* PROBLEM
Reproduce the listing below without any change.

* INPUT ROWS
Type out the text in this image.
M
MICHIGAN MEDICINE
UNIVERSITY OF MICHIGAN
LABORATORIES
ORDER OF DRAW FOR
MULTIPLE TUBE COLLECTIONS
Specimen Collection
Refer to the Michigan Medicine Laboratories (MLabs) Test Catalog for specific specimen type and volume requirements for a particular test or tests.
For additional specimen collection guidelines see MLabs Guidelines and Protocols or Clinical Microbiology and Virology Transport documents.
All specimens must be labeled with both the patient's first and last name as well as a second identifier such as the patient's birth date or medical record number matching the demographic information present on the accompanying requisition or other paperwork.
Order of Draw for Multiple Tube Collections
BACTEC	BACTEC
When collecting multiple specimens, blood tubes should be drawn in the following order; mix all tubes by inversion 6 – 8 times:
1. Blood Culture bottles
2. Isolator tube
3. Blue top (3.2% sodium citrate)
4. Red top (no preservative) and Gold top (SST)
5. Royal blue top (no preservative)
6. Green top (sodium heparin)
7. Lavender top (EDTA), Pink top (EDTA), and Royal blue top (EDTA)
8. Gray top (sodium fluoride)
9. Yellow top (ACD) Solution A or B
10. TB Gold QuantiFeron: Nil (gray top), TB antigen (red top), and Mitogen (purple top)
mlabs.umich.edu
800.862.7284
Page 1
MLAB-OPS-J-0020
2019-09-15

* SOLUTION FOR THIS EXERCISE
Type out the text in this image.
M
MICHIGAN MEDICINE
UNIVERSITY OF MICHIGAN
LABORATORIES
ORDER OF DRAW FOR
MULTIPLE TUBE COLLECTIONS
Specimen Collection
Refer to the Michigan Medicine Laboratories (MLabs) Test Catalog for specific specimen type and volume requirements for a particular test or tests.
For additional specimen collection guidelines see MLabs Guidelines and Protocols or Clinical Microbiology and Virology Transport documents.
All specimens must be labeled with both the patient's first and last name as well as a second identifier such as the patient's birth date or medical record number matching the demographic information present on the accompanying requisition or other paperwork.
Order of Draw for Multiple Tube Collections
BACTEC	BACTEC
When collecting multiple specimens, blood tubes should be drawn in the following order; mix all tubes by inversion 6 – 8 times:
1. Blood Culture bottles
2. Isolator tube
3. Blue top (3.2% sodium citrate)
4. Red top (no preservative) and Gold top (SST)
5. Royal blue top (no preservative)
6. Green top (sodium heparin)
7. Lavender top (EDTA), Pink top (EDTA), and Royal blue top (EDTA)
8. Gray top (sodium fluoride)
9. Yellow top (ACD) Solution A or B
10. TB Gold QuantiFeron: Nil (gray top), TB antigen (red top), and Mitogen (purple top)
mlabs.umich.edu
800.862.7284
Page 1
MLAB-OPS-J-0020
2019-09-15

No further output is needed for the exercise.